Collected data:

····················

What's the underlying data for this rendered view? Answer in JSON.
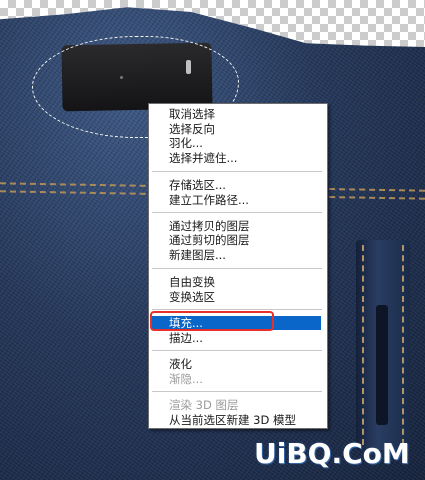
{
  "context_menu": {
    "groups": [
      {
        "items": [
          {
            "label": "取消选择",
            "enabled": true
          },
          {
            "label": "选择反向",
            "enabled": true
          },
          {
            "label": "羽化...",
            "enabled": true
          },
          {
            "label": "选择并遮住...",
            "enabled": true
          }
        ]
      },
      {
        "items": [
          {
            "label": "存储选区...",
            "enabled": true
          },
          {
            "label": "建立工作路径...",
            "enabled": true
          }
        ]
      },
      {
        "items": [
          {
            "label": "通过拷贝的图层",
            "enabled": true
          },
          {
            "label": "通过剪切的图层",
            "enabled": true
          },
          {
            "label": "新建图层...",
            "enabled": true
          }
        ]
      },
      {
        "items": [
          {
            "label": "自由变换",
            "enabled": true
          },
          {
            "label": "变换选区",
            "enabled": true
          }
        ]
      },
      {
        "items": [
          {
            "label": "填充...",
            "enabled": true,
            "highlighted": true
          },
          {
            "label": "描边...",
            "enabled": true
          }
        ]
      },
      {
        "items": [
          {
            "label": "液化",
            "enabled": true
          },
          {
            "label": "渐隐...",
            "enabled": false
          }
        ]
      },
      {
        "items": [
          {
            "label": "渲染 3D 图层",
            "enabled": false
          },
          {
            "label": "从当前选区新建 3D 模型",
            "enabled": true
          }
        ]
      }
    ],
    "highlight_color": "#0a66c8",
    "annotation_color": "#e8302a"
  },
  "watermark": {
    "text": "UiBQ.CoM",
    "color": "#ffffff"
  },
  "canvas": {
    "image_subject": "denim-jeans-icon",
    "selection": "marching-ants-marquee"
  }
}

····················

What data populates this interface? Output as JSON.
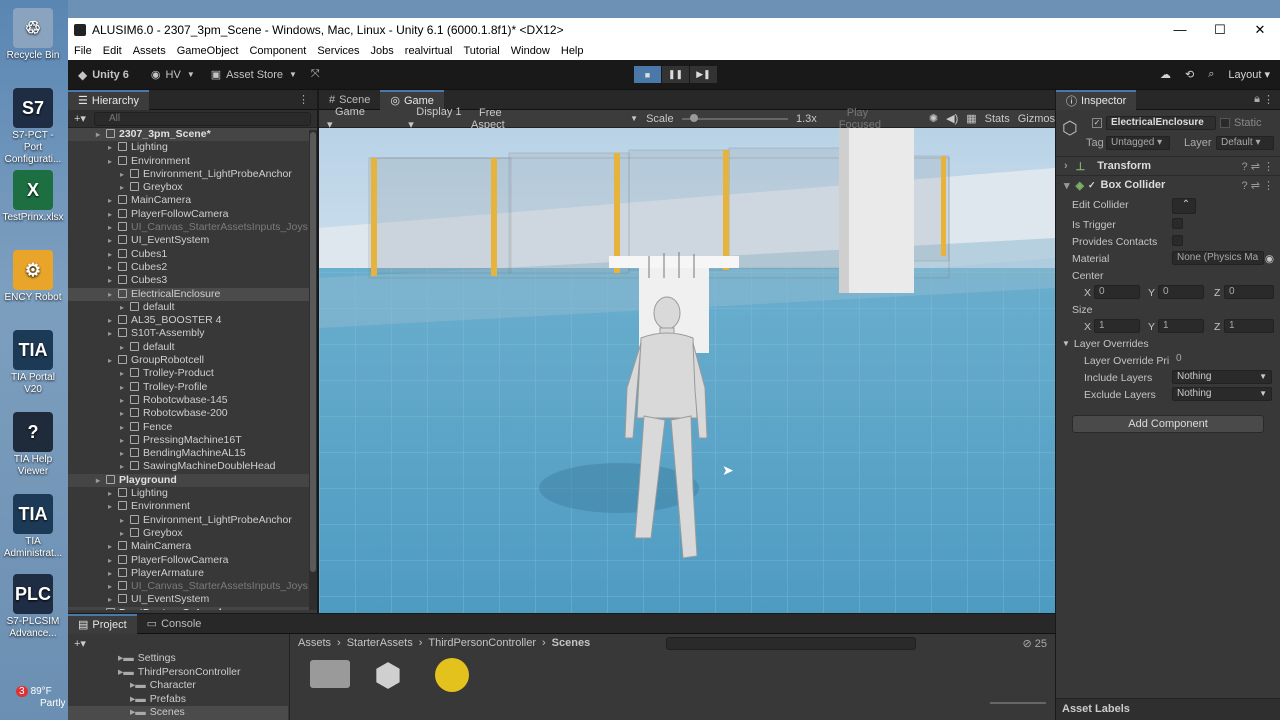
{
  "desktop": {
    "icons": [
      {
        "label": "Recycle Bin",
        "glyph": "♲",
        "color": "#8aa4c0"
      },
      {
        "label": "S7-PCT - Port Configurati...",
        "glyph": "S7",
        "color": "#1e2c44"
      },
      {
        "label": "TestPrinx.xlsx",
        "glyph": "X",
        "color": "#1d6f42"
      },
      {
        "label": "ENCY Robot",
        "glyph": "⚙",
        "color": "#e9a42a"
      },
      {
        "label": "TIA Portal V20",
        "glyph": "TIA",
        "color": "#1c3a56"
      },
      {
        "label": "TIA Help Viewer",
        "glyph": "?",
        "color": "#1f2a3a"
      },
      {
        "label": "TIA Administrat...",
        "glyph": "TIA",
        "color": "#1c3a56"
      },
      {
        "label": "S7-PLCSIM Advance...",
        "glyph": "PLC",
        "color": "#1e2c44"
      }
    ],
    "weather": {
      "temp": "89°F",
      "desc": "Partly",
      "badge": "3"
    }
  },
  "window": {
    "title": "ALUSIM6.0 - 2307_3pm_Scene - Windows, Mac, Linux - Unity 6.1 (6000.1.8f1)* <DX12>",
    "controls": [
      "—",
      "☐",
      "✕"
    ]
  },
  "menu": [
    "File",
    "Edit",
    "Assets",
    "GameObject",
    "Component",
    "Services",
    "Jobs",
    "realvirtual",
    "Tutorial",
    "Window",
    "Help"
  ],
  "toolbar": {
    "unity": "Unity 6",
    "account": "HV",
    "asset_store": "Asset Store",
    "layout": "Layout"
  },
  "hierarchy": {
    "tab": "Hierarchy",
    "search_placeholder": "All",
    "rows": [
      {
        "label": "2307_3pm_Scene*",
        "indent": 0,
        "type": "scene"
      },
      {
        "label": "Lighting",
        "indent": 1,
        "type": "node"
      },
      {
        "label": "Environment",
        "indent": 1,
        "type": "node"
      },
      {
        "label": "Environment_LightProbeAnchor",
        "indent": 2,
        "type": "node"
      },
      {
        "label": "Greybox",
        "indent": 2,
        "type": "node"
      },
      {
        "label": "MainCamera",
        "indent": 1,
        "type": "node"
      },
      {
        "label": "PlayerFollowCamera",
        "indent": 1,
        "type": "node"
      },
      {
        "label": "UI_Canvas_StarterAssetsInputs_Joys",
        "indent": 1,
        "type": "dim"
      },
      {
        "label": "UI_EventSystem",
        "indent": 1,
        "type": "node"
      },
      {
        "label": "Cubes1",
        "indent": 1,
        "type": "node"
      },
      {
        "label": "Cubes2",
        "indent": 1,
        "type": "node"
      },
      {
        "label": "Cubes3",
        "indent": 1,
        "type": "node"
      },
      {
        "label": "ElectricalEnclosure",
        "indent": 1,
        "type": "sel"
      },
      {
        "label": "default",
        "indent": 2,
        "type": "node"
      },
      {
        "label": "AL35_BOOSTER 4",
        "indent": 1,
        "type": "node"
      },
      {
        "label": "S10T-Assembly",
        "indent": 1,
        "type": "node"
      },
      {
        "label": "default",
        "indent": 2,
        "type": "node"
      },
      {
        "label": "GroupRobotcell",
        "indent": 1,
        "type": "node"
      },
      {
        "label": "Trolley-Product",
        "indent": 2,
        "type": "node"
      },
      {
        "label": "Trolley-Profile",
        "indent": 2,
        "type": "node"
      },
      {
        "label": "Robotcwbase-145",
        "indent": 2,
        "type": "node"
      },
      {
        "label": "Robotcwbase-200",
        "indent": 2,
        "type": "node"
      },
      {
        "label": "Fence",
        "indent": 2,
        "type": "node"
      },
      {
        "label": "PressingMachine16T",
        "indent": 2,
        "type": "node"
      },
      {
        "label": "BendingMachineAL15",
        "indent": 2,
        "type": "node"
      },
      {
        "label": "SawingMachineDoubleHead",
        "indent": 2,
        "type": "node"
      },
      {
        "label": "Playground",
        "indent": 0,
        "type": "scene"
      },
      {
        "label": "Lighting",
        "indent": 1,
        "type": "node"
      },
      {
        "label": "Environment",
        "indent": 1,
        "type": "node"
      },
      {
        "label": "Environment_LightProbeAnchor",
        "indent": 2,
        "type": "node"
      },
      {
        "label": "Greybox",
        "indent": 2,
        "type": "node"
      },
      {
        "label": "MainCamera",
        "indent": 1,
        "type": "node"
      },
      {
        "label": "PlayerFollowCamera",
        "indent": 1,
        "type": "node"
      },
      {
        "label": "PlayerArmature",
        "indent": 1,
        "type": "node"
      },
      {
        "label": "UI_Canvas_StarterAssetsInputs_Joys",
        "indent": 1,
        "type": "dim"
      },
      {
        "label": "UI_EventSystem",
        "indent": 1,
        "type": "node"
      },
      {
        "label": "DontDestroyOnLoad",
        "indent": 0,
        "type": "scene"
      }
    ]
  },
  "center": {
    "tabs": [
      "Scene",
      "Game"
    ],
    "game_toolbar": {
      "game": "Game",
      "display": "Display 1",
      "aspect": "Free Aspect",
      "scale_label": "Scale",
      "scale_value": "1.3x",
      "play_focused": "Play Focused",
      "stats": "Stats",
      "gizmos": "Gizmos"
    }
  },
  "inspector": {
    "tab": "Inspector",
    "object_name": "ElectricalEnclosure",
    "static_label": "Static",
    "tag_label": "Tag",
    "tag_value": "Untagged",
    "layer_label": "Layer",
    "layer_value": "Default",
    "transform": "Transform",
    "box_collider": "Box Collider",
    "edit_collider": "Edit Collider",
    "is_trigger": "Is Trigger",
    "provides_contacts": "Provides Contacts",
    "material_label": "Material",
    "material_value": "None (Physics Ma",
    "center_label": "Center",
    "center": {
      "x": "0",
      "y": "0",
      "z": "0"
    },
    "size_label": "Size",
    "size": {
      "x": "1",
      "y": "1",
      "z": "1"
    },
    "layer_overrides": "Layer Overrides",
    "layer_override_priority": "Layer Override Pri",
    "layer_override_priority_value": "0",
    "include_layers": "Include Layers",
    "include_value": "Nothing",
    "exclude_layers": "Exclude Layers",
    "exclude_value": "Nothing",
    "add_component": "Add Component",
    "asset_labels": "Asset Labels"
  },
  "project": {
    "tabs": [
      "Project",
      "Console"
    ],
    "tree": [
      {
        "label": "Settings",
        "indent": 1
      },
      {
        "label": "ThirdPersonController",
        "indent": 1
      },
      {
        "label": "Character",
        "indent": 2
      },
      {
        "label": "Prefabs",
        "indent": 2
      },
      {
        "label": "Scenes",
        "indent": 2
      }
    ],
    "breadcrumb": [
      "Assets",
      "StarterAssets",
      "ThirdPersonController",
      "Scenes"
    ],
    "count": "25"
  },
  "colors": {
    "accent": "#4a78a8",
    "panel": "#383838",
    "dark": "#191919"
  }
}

····················

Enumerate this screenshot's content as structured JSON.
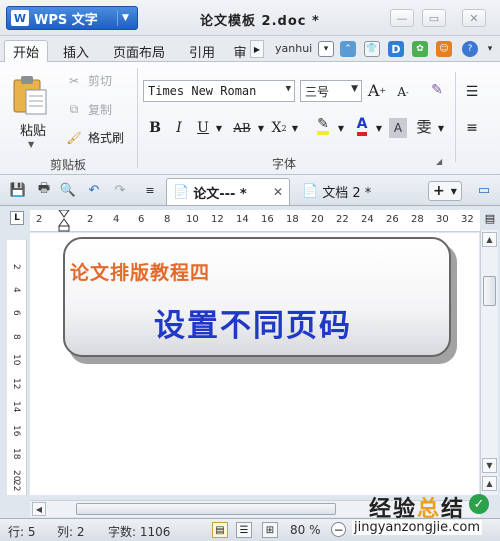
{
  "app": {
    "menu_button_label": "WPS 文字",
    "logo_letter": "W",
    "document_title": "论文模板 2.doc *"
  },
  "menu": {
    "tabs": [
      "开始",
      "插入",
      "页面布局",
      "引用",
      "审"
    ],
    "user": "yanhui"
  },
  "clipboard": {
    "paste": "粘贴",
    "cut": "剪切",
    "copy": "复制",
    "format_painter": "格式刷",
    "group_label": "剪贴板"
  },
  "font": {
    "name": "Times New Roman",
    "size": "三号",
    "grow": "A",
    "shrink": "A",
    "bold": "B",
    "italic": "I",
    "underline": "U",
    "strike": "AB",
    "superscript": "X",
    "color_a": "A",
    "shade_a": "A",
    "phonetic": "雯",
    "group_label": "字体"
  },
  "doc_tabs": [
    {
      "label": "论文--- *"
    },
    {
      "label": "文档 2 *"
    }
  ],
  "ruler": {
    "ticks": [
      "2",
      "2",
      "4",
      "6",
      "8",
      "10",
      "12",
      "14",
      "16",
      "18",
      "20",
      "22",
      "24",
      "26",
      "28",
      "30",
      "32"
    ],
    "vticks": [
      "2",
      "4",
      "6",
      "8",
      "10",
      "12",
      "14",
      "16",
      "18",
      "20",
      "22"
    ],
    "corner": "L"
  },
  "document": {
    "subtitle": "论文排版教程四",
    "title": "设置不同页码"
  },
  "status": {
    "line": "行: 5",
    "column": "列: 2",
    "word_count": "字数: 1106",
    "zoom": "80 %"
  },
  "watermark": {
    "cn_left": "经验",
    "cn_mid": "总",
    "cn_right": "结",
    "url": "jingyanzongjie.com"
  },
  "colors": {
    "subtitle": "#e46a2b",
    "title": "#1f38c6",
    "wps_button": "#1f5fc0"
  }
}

····················

• SET TASK:
Tally the lines of the listing above that include the word "this". Answer with the number alone.

• REPLY:
3